*Exercise requirements*
Quote every entry word for word.

*Information provided*

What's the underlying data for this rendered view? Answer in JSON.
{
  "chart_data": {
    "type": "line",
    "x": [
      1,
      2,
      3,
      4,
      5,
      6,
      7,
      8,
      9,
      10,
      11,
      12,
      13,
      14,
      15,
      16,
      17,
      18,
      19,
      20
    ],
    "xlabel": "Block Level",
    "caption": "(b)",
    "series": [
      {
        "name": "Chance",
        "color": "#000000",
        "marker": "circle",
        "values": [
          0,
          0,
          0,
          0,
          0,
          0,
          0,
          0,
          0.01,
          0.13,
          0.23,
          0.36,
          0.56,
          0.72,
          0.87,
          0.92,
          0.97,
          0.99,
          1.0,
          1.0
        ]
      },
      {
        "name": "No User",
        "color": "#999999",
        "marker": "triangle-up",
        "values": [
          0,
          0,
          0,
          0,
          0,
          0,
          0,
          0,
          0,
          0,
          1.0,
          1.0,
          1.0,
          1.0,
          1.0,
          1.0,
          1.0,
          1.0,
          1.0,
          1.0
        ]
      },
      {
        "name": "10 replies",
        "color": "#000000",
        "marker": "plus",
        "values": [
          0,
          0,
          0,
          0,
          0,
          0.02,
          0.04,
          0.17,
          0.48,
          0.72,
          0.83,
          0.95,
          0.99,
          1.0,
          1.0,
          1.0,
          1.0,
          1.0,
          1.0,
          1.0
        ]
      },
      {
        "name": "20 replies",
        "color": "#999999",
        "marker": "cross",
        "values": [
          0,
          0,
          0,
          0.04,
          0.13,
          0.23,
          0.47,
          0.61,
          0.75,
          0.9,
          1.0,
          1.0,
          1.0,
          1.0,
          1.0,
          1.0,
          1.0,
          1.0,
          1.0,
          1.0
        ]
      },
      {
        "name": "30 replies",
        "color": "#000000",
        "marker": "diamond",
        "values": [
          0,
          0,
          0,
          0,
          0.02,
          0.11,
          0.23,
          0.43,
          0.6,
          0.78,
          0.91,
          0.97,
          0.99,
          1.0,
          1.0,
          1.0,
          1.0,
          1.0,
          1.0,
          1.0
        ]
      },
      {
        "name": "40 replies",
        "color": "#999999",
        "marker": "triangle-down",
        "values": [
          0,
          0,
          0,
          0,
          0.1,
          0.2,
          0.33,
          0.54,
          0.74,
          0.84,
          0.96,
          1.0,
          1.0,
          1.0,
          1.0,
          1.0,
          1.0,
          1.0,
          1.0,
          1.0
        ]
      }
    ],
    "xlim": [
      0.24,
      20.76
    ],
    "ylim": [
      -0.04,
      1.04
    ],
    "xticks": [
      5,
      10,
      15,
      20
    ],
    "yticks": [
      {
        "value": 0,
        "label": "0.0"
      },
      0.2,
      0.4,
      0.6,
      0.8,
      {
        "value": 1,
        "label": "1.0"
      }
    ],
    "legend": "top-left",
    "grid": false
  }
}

*Answer in full*
What's the underlying data for this rendered view? Answer in JSON.
{
  "chart_data": {
    "type": "line",
    "x": [
      1,
      2,
      3,
      4,
      5,
      6,
      7,
      8,
      9,
      10,
      11,
      12,
      13,
      14,
      15,
      16,
      17,
      18,
      19,
      20
    ],
    "xlabel": "Block Level",
    "caption": "(b)",
    "series": [
      {
        "name": "Chance",
        "color": "#000000",
        "marker": "circle",
        "values": [
          0,
          0,
          0,
          0,
          0,
          0,
          0,
          0,
          0.01,
          0.13,
          0.23,
          0.36,
          0.56,
          0.72,
          0.87,
          0.92,
          0.97,
          0.99,
          1.0,
          1.0
        ]
      },
      {
        "name": "No User",
        "color": "#999999",
        "marker": "triangle-up",
        "values": [
          0,
          0,
          0,
          0,
          0,
          0,
          0,
          0,
          0,
          0,
          1.0,
          1.0,
          1.0,
          1.0,
          1.0,
          1.0,
          1.0,
          1.0,
          1.0,
          1.0
        ]
      },
      {
        "name": "10 replies",
        "color": "#000000",
        "marker": "plus",
        "values": [
          0,
          0,
          0,
          0,
          0,
          0.02,
          0.04,
          0.17,
          0.48,
          0.72,
          0.83,
          0.95,
          0.99,
          1.0,
          1.0,
          1.0,
          1.0,
          1.0,
          1.0,
          1.0
        ]
      },
      {
        "name": "20 replies",
        "color": "#999999",
        "marker": "cross",
        "values": [
          0,
          0,
          0,
          0.04,
          0.13,
          0.23,
          0.47,
          0.61,
          0.75,
          0.9,
          1.0,
          1.0,
          1.0,
          1.0,
          1.0,
          1.0,
          1.0,
          1.0,
          1.0,
          1.0
        ]
      },
      {
        "name": "30 replies",
        "color": "#000000",
        "marker": "diamond",
        "values": [
          0,
          0,
          0,
          0,
          0.02,
          0.11,
          0.23,
          0.43,
          0.6,
          0.78,
          0.91,
          0.97,
          0.99,
          1.0,
          1.0,
          1.0,
          1.0,
          1.0,
          1.0,
          1.0
        ]
      },
      {
        "name": "40 replies",
        "color": "#999999",
        "marker": "triangle-down",
        "values": [
          0,
          0,
          0,
          0,
          0.1,
          0.2,
          0.33,
          0.54,
          0.74,
          0.84,
          0.96,
          1.0,
          1.0,
          1.0,
          1.0,
          1.0,
          1.0,
          1.0,
          1.0,
          1.0
        ]
      }
    ],
    "xlim": [
      0.24,
      20.76
    ],
    "ylim": [
      -0.04,
      1.04
    ],
    "xticks": [
      5,
      10,
      15,
      20
    ],
    "yticks": [
      {
        "value": 0,
        "label": "0.0"
      },
      0.2,
      0.4,
      0.6,
      0.8,
      {
        "value": 1,
        "label": "1.0"
      }
    ],
    "legend": "top-left",
    "grid": false
  }
}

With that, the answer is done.